WORK TO COMPLETE:
a) Return the part of the GE-200 series text starting at "200 series models" and ending at "weighed about .", copied word for word.
b) Take the passage on the GE-200 computer series further, picking up after its final line.

SELECTED TEXT:

________________

The GE-200 series was a family of small mainframe computers of the 1960s, built by General Electric (GE). GE marketing called the line Compatibles/200 (GE-205/215/225/235). The GE-210 of 1960 was not compatible with the rest of the 200 series.

200 series models 
The main machine in the line was the GE-225 (1961). It used a 20-bit word, of which 13 bits could be used for an address. Along with the basic central processing unit (CPU) the system could also have had a floating-point unit (the "Auxiliary Arithmetic Unit"), or a fixed-point decimal option with three six-bit decimal digits per word. It had eleven I/O channel controllers, and GE sold a variety of add-ons including disks, printers, and other devices. The machines were built using discrete transistors, with a typical machine containing about 10,000 transistors and 20,000 diodes. They used magnetic-core memory, and a standard 8 kiloword system held 186,000 magnetic cores. They weighed about .

The GE-215 (1963) was a scaled-down version of the GE-225, including only six I/O channels and only 4 kilowords or 8 kilowords of core.

The GE-205 (1964).

The GE-235 (1964) was a re-implementation of the GE-225 with three times faster memory than the original. The GE-235 consisted of several major components and options:
 Central processor
 400 card-per-minute (CPM) or 1000 CPM card reader
 100 CPM card punch or 300 CPM card punch
 Perforated tape subsystem
 Magnetic tape subsystem
 12-pocket high-speed document handler
 On-line high speed printer or off/on-line speed printer
 Disc storage unit
 Auxiliary Arithmetic Logic Unit (ALU)

________________

ENTRIES PROVIDED:

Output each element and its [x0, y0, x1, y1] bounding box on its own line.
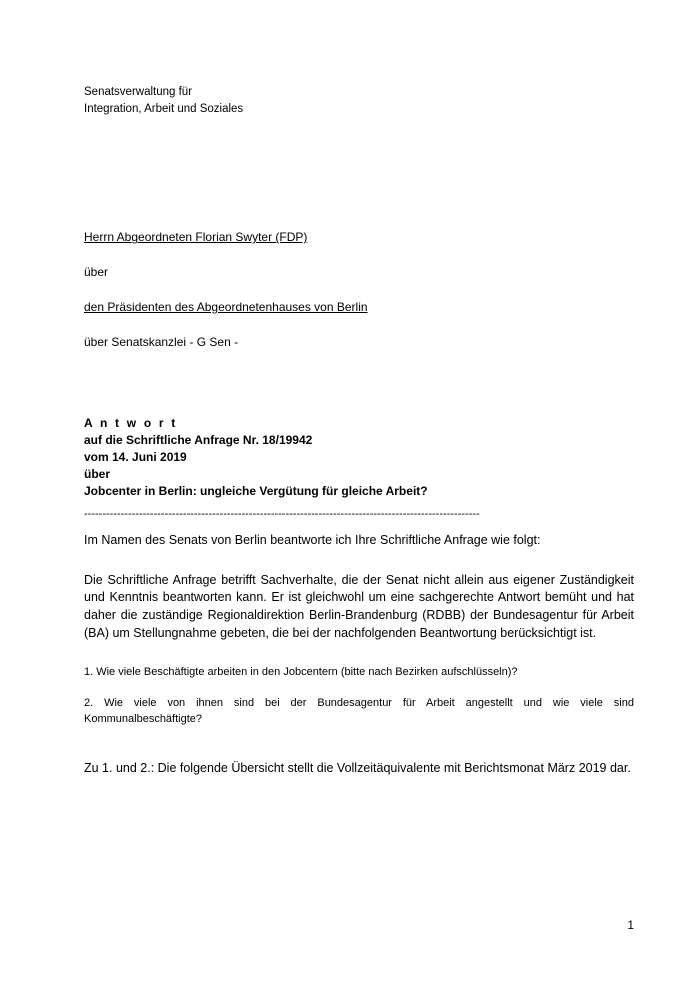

________________

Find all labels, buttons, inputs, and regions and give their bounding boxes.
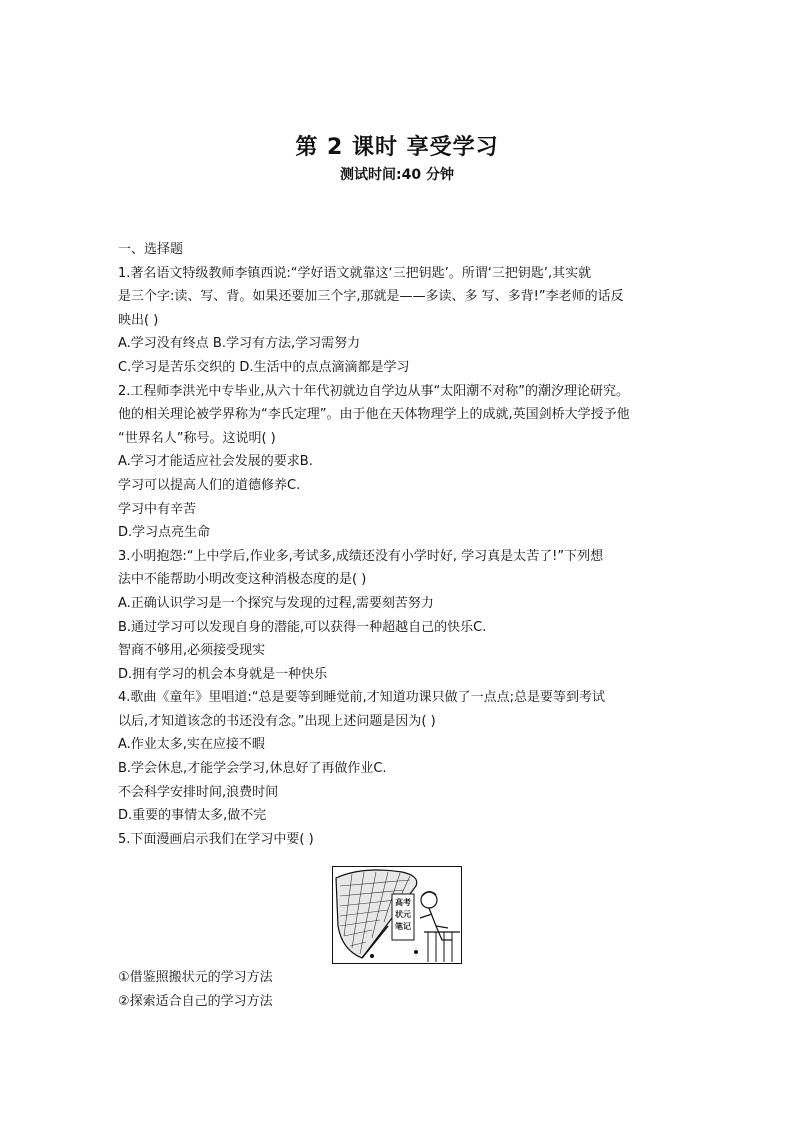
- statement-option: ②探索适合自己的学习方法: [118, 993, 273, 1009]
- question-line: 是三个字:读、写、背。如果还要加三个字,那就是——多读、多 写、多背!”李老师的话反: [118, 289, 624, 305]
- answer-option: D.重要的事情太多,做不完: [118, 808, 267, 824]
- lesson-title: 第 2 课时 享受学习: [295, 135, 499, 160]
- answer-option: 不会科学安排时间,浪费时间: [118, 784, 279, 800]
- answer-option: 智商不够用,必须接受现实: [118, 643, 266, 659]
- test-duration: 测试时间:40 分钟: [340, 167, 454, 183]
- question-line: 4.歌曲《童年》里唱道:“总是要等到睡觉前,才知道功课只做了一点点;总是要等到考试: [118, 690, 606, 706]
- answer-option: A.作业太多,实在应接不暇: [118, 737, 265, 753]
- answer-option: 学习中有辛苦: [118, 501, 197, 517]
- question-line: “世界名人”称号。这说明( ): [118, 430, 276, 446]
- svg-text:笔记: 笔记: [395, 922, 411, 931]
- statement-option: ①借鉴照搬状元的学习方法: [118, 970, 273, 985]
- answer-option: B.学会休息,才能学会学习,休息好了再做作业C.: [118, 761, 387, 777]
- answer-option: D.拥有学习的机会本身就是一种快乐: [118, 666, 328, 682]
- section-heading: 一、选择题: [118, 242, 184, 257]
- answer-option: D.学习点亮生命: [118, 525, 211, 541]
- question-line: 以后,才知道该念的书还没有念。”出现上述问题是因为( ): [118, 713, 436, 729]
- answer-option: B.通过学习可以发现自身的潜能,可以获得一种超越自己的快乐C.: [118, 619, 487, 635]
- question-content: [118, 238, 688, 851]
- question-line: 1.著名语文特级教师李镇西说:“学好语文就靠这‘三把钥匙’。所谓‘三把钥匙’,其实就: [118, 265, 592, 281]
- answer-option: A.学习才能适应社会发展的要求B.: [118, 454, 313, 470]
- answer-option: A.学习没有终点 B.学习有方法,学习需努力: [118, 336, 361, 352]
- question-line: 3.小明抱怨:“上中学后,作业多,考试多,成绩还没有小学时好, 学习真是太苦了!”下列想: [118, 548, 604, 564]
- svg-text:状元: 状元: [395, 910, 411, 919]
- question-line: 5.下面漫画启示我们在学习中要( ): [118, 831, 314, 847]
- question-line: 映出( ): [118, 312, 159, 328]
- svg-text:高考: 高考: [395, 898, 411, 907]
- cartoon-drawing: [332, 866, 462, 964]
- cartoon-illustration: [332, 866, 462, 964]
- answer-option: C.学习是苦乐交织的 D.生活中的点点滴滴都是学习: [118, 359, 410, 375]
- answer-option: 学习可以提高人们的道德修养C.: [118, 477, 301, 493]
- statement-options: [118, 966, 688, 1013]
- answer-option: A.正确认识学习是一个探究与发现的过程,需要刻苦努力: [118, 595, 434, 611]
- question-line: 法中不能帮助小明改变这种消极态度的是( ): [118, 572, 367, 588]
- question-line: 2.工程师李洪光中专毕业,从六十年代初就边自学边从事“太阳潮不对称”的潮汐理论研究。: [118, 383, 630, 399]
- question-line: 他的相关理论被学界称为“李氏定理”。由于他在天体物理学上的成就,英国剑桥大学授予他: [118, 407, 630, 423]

________________

RESPONSES BY TASK:
a)
200 series models 
The main machine in the line was the GE-225 (1961). It used a 20-bit word, of which 13 bits could be used for an address. Along with the basic central processing unit (CPU) the system could also have had a floating-point unit (the "Auxiliary Arithmetic Unit"), or a fixed-point decimal option with three six-bit decimal digits per word. It had eleven I/O channel controllers, and GE sold a variety of add-ons including disks, printers, and other devices. The machines were built using discrete transistors, with a typical machine containing about 10,000 transistors and 20,000 diodes. They used magnetic-core memory, and a standard 8 kiloword system held 186,000 magnetic cores. They weighed about .

b)
 DATANET data communications equipment

Background
The series was designed by a team led by Homer R. “Barney” Oldfield, and which included Arnold Spielberg (father of film director Steven Spielberg). GE chairman Ralph J. Cordiner had forbidden GE from entering the general purpose computer business, rejecting several proposals by Oldfield by simply writing "No" across them and sending them back. Oldfield, somewhat deceptively, claimed that the GE-200 series would be industrial control computers. By the time Cordiner found out otherwise, it was too late and the machine was in production; Cordiner fired Oldfield at the product rollout. Even though the machine was selling well, Cordiner ordered that GE leave the computer business within 18 months (it actually took several years).

DTSS
Through the early 1960s GE worked with Dartmouth College on the development of a time-sharing operating system, which would later go on to become the Dartmouth Time Sharing System (DTSS). The system was constructed by attaching a number of teletypewriters to a smaller GE machine called the DATANET-30 (DN-30), which was a small computer that had evolved from an earlier process-control machine.

DTSS actually ran on the DN-30. The DN-30 accepted commands one at a time from the terminals connected to it, and then ran their requested programs on the GE-235. The GE-235 had no idea it was not running in batch mode, and the illusion of multitasking was being maintained externally.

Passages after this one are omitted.